* **Data**
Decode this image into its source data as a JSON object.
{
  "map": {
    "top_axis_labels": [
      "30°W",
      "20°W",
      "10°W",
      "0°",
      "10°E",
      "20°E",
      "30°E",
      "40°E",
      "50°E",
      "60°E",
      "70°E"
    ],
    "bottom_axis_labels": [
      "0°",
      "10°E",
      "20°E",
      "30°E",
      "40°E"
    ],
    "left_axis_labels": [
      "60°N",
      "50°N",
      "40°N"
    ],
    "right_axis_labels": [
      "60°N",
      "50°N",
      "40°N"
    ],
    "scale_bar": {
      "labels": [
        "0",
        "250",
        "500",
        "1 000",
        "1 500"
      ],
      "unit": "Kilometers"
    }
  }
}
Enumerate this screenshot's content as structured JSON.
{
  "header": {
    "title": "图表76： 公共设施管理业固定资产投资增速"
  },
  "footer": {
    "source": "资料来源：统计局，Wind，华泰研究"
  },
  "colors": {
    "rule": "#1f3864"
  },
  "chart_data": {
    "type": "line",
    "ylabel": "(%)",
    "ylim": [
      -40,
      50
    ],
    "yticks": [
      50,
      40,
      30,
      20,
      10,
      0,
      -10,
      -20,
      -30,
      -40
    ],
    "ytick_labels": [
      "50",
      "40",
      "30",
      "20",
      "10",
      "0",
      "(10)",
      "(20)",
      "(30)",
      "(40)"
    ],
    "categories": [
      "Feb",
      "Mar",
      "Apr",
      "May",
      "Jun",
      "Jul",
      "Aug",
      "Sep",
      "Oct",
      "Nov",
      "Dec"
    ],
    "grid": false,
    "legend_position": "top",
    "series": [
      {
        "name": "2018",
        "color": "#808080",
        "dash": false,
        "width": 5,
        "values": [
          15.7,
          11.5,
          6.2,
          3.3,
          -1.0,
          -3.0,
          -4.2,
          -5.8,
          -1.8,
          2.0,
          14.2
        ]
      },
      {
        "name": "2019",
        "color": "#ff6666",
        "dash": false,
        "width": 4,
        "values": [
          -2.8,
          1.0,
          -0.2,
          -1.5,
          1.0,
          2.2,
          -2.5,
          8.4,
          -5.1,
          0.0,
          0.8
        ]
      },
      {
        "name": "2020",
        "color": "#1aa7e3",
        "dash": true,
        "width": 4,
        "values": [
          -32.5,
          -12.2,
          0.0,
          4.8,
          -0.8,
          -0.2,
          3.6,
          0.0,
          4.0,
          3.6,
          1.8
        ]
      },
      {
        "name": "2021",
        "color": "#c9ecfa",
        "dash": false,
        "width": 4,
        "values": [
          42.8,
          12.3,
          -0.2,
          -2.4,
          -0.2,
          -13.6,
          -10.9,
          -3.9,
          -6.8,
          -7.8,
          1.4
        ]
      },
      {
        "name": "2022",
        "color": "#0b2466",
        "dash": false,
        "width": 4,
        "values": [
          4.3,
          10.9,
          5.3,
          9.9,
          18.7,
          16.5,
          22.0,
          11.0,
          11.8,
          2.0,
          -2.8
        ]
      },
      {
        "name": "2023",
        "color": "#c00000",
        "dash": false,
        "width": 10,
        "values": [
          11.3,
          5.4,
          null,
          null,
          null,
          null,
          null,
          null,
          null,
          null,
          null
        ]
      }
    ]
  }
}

* **Short task**
Report only how many lines in the records contain the word "source".

* **Output for this task**
2